YOUR INSTRUCTIONS
Lift out all lines below that contain "axis".

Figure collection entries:

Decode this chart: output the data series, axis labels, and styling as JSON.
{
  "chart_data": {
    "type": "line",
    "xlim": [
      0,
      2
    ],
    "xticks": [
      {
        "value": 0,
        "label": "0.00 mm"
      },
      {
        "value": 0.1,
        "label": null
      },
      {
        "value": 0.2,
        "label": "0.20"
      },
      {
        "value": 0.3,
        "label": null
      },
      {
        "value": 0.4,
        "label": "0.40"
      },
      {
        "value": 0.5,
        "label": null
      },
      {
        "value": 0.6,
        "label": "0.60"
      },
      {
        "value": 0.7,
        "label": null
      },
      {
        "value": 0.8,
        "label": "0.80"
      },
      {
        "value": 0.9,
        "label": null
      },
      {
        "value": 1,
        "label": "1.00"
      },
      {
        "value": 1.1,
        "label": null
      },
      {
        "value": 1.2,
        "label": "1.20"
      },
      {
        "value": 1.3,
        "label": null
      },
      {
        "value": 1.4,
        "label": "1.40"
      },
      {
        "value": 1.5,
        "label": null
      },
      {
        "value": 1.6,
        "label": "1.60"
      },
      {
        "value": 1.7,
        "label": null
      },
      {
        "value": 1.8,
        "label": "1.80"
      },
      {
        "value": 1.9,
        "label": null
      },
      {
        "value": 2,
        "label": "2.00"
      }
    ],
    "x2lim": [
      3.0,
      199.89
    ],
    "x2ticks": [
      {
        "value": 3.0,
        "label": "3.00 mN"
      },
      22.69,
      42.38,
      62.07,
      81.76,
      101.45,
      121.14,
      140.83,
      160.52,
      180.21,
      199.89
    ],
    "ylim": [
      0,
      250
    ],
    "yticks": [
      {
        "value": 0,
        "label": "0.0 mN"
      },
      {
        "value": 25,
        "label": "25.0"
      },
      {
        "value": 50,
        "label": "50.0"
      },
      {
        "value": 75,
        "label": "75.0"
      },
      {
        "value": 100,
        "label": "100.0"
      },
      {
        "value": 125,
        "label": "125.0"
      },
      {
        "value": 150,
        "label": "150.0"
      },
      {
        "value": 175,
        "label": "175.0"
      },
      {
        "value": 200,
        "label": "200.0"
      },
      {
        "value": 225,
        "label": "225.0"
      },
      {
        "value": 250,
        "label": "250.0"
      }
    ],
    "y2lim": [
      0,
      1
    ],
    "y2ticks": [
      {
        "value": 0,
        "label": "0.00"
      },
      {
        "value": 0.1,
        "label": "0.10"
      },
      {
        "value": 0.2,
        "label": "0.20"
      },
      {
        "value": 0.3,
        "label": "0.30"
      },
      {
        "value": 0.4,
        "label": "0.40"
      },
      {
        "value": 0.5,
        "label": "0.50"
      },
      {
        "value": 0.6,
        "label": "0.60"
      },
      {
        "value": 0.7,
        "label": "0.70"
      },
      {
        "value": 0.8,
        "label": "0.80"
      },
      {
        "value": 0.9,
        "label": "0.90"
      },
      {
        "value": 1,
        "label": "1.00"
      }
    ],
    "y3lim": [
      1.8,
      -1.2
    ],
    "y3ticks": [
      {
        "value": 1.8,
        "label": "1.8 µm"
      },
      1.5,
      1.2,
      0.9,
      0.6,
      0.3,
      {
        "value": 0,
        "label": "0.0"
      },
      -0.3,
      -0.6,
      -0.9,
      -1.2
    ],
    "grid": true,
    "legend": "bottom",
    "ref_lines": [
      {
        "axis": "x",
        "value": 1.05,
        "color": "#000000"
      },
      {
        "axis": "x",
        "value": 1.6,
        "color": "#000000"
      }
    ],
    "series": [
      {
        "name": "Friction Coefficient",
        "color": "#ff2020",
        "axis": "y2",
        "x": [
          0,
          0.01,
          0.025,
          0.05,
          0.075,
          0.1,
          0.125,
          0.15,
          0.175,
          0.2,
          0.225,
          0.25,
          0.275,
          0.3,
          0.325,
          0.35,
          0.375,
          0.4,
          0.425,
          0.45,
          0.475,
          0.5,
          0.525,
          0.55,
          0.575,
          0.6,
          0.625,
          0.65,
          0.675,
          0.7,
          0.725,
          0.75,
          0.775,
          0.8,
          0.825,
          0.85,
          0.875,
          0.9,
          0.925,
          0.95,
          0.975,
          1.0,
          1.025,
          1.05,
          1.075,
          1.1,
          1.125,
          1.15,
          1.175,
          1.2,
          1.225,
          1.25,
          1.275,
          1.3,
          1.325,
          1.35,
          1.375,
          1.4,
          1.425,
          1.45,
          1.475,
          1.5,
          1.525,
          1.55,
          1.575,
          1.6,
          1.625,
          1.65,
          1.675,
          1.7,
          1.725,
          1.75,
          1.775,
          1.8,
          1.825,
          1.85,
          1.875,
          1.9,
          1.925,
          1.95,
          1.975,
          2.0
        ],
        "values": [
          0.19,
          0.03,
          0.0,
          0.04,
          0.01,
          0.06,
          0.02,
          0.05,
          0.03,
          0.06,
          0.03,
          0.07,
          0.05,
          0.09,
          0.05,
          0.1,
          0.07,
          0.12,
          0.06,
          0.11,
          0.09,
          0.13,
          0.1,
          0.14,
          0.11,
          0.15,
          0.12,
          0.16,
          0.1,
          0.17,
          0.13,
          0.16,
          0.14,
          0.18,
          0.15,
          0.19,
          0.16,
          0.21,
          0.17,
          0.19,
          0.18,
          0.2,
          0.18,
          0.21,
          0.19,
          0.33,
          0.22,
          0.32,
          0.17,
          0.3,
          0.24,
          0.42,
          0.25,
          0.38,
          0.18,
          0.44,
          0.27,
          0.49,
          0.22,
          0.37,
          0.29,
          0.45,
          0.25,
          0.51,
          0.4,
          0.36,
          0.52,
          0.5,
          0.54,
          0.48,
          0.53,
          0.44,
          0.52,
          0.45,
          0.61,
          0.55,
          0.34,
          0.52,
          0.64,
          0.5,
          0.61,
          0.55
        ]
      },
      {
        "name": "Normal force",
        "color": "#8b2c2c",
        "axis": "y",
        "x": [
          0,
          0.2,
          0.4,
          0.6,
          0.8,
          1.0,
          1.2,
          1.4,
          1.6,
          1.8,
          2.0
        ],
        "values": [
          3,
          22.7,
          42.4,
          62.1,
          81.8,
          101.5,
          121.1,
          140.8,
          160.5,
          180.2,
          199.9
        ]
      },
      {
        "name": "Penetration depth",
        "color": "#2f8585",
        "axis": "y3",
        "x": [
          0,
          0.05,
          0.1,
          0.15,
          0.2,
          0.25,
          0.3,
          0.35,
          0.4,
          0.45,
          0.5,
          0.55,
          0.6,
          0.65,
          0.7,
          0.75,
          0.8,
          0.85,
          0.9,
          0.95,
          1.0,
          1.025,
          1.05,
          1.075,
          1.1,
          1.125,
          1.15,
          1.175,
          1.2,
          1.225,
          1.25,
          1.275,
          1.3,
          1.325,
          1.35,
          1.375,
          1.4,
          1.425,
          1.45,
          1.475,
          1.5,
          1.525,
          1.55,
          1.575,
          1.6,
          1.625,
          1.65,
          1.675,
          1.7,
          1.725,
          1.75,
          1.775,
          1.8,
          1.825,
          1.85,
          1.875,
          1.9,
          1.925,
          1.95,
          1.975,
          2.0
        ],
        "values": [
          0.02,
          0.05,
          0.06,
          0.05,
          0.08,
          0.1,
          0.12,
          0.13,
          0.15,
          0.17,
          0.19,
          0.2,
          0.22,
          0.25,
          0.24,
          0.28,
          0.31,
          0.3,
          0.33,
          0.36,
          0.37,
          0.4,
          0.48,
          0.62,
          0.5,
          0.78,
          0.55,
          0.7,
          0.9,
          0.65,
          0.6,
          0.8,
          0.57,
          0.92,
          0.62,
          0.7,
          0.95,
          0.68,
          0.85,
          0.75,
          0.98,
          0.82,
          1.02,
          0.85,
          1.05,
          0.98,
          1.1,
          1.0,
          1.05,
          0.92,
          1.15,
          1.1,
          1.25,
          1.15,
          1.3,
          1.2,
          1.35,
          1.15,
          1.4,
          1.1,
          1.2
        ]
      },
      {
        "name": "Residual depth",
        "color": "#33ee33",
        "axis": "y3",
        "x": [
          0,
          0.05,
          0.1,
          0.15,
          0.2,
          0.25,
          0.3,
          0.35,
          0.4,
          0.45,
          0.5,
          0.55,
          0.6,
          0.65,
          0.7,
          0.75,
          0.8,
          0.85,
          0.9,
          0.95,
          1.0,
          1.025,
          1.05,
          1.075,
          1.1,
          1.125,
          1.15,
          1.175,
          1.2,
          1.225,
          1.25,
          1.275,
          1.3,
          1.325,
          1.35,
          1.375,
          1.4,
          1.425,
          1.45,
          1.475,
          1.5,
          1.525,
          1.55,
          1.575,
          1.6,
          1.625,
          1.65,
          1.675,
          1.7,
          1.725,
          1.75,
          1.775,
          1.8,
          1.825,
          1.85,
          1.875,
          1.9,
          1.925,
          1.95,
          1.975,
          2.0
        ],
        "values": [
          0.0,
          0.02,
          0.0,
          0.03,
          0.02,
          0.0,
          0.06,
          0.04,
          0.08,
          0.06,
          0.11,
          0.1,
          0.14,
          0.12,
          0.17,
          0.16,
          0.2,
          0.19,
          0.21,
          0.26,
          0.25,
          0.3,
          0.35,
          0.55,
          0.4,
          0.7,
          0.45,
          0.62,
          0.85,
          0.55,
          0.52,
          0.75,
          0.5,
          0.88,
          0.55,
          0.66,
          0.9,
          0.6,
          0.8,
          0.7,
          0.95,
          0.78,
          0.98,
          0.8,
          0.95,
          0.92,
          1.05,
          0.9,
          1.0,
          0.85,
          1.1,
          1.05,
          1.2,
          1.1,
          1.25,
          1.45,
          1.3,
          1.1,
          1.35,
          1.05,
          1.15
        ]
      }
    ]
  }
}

SOLUTION TO THIS EXERCISE
Decode this chart: output the data series, axis labels, and styling as JSON.
        "axis": "x",
        "axis": "x",
        "axis": "y2",
        "axis": "y",
        "axis": "y3",
        "axis": "y3",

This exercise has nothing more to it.